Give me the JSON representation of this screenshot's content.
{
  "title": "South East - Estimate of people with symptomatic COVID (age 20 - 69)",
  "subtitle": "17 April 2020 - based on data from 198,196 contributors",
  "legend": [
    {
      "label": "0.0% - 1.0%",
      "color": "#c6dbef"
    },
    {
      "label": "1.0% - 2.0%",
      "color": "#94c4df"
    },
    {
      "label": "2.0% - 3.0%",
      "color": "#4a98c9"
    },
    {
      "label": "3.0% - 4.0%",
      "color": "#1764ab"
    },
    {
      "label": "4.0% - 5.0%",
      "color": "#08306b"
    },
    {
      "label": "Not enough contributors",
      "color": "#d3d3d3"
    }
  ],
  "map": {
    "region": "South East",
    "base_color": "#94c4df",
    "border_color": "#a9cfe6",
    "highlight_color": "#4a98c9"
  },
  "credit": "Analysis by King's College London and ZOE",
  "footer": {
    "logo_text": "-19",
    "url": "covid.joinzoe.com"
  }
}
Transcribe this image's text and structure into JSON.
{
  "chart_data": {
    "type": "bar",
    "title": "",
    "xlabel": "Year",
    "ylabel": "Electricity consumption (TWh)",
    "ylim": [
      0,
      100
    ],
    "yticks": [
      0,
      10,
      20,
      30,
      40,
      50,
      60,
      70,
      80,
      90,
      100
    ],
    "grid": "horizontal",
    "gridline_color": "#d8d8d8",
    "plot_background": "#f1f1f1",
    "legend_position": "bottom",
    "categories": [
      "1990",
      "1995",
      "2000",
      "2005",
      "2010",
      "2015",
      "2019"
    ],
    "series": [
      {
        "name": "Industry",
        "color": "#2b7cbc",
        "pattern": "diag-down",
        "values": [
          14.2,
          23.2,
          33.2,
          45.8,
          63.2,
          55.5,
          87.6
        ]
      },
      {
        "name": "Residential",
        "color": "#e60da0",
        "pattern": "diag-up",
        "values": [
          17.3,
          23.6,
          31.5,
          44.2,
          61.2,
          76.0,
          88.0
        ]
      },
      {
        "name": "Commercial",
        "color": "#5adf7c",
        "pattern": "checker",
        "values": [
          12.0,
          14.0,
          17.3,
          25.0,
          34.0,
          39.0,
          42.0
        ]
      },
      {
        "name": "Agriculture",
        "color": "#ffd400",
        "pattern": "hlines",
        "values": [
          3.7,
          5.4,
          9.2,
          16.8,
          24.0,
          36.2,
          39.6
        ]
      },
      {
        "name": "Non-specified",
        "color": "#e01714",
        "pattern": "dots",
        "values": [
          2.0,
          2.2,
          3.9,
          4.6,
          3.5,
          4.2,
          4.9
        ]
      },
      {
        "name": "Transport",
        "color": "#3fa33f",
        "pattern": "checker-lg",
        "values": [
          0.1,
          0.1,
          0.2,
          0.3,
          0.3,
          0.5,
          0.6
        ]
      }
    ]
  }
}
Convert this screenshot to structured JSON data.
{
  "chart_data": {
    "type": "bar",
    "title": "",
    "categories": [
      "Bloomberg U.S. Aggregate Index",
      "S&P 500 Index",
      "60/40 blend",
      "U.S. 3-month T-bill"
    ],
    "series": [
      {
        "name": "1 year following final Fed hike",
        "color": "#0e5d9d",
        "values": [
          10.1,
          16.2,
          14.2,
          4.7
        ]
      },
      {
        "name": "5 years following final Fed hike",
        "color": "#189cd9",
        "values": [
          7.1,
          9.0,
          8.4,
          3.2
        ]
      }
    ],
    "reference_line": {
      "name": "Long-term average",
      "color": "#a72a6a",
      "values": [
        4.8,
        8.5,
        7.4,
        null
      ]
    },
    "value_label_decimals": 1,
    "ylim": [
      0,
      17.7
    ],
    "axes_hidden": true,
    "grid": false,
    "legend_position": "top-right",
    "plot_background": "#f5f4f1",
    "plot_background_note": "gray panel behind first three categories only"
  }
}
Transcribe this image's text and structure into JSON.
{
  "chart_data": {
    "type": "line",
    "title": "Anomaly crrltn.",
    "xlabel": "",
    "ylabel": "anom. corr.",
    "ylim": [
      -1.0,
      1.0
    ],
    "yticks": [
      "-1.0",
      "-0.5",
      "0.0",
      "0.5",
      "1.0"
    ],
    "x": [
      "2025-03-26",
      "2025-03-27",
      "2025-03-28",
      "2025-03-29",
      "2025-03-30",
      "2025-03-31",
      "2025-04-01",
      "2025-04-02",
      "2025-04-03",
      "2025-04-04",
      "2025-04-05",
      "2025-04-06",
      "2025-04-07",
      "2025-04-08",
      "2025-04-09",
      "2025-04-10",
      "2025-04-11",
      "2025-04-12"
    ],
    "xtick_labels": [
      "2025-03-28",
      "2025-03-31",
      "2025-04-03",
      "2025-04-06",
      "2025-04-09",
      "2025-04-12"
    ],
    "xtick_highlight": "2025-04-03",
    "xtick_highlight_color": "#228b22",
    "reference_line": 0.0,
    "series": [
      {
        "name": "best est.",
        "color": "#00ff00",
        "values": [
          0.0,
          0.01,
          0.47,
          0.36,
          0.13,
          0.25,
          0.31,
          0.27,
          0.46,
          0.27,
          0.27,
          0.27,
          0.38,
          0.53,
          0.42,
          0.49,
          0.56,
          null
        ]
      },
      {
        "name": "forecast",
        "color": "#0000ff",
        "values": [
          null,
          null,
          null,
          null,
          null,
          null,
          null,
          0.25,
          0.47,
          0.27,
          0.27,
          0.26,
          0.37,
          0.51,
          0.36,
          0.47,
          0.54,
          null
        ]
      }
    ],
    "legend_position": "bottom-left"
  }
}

* * * *

Copy the material above back out, exactly as written.

● **Task response**
Give me the JSON representation of this screenshot's content.
{
  "title": "South East - Estimate of people with symptomatic COVID (age 20 - 69)",
  "subtitle": "17 April 2020 - based on data from 198,196 contributors",
  "legend": [
    {
      "label": "0.0% - 1.0%",
      "color": "#c6dbef"
    },
    {
      "label": "1.0% - 2.0%",
      "color": "#94c4df"
    },
    {
      "label": "2.0% - 3.0%",
      "color": "#4a98c9"
    },
    {
      "label": "3.0% - 4.0%",
      "color": "#1764ab"
    },
    {
      "label": "4.0% - 5.0%",
      "color": "#08306b"
    },
    {
      "label": "Not enough contributors",
      "color": "#d3d3d3"
    }
  ],
  "map": {
    "region": "South East",
    "base_color": "#94c4df",
    "border_color": "#a9cfe6",
    "highlight_color": "#4a98c9"
  },
  "credit": "Analysis by King's College London and ZOE",
  "footer": {
    "logo_text": "-19",
    "url": "covid.joinzoe.com"
  }
}
Transcribe this image's text and structure into JSON.
{
  "chart_data": {
    "type": "bar",
    "title": "",
    "xlabel": "Year",
    "ylabel": "Electricity consumption (TWh)",
    "ylim": [
      0,
      100
    ],
    "yticks": [
      0,
      10,
      20,
      30,
      40,
      50,
      60,
      70,
      80,
      90,
      100
    ],
    "grid": "horizontal",
    "gridline_color": "#d8d8d8",
    "plot_background": "#f1f1f1",
    "legend_position": "bottom",
    "categories": [
      "1990",
      "1995",
      "2000",
      "2005",
      "2010",
      "2015",
      "2019"
    ],
    "series": [
      {
        "name": "Industry",
        "color": "#2b7cbc",
        "pattern": "diag-down",
        "values": [
          14.2,
          23.2,
          33.2,
          45.8,
          63.2,
          55.5,
          87.6
        ]
      },
      {
        "name": "Residential",
        "color": "#e60da0",
        "pattern": "diag-up",
        "values": [
          17.3,
          23.6,
          31.5,
          44.2,
          61.2,
          76.0,
          88.0
        ]
      },
      {
        "name": "Commercial",
        "color": "#5adf7c",
        "pattern": "checker",
        "values": [
          12.0,
          14.0,
          17.3,
          25.0,
          34.0,
          39.0,
          42.0
        ]
      },
      {
        "name": "Agriculture",
        "color": "#ffd400",
        "pattern": "hlines",
        "values": [
          3.7,
          5.4,
          9.2,
          16.8,
          24.0,
          36.2,
          39.6
        ]
      },
      {
        "name": "Non-specified",
        "color": "#e01714",
        "pattern": "dots",
        "values": [
          2.0,
          2.2,
          3.9,
          4.6,
          3.5,
          4.2,
          4.9
        ]
      },
      {
        "name": "Transport",
        "color": "#3fa33f",
        "pattern": "checker-lg",
        "values": [
          0.1,
          0.1,
          0.2,
          0.3,
          0.3,
          0.5,
          0.6
        ]
      }
    ]
  }
}
Convert this screenshot to structured JSON data.
{
  "chart_data": {
    "type": "bar",
    "title": "",
    "categories": [
      "Bloomberg U.S. Aggregate Index",
      "S&P 500 Index",
      "60/40 blend",
      "U.S. 3-month T-bill"
    ],
    "series": [
      {
        "name": "1 year following final Fed hike",
        "color": "#0e5d9d",
        "values": [
          10.1,
          16.2,
          14.2,
          4.7
        ]
      },
      {
        "name": "5 years following final Fed hike",
        "color": "#189cd9",
        "values": [
          7.1,
          9.0,
          8.4,
          3.2
        ]
      }
    ],
    "reference_line": {
      "name": "Long-term average",
      "color": "#a72a6a",
      "values": [
        4.8,
        8.5,
        7.4,
        null
      ]
    },
    "value_label_decimals": 1,
    "ylim": [
      0,
      17.7
    ],
    "axes_hidden": true,
    "grid": false,
    "legend_position": "top-right",
    "plot_background": "#f5f4f1",
    "plot_background_note": "gray panel behind first three categories only"
  }
}
Transcribe this image's text and structure into JSON.
{
  "chart_data": {
    "type": "line",
    "title": "Anomaly crrltn.",
    "xlabel": "",
    "ylabel": "anom. corr.",
    "ylim": [
      -1.0,
      1.0
    ],
    "yticks": [
      "-1.0",
      "-0.5",
      "0.0",
      "0.5",
      "1.0"
    ],
    "x": [
      "2025-03-26",
      "2025-03-27",
      "2025-03-28",
      "2025-03-29",
      "2025-03-30",
      "2025-03-31",
      "2025-04-01",
      "2025-04-02",
      "2025-04-03",
      "2025-04-04",
      "2025-04-05",
      "2025-04-06",
      "2025-04-07",
      "2025-04-08",
      "2025-04-09",
      "2025-04-10",
      "2025-04-11",
      "2025-04-12"
    ],
    "xtick_labels": [
      "2025-03-28",
      "2025-03-31",
      "2025-04-03",
      "2025-04-06",
      "2025-04-09",
      "2025-04-12"
    ],
    "xtick_highlight": "2025-04-03",
    "xtick_highlight_color": "#228b22",
    "reference_line": 0.0,
    "series": [
      {
        "name": "best est.",
        "color": "#00ff00",
        "values": [
          0.0,
          0.01,
          0.47,
          0.36,
          0.13,
          0.25,
          0.31,
          0.27,
          0.46,
          0.27,
          0.27,
          0.27,
          0.38,
          0.53,
          0.42,
          0.49,
          0.56,
          null
        ]
      },
      {
        "name": "forecast",
        "color": "#0000ff",
        "values": [
          null,
          null,
          null,
          null,
          null,
          null,
          null,
          0.25,
          0.47,
          0.27,
          0.27,
          0.26,
          0.37,
          0.51,
          0.36,
          0.47,
          0.54,
          null
        ]
      }
    ],
    "legend_position": "bottom-left"
  }
}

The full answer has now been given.